__Information provided__
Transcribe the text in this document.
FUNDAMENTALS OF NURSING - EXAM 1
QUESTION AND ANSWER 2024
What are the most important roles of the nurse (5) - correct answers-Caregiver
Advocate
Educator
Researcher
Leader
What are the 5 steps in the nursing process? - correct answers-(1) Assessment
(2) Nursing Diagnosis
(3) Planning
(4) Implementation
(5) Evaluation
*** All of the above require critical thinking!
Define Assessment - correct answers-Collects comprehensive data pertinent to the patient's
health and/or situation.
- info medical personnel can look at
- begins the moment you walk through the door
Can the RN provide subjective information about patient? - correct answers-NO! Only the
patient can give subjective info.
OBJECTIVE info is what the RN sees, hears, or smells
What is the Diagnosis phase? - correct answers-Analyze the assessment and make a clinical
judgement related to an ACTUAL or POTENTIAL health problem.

__Short task__
Go through the records and gather the lines that hold "answers".

__Exercise answer__
What are the most important roles of the nurse (5) - correct answers-Caregiver
What are the 5 steps in the nursing process? - correct answers-(1) Assessment
Define Assessment - correct answers-Collects comprehensive data pertinent to the patient's
Can the RN provide subjective information about patient? - correct answers-NO! Only the
What is the Diagnosis phase? - correct answers-Analyze the assessment and make a clinical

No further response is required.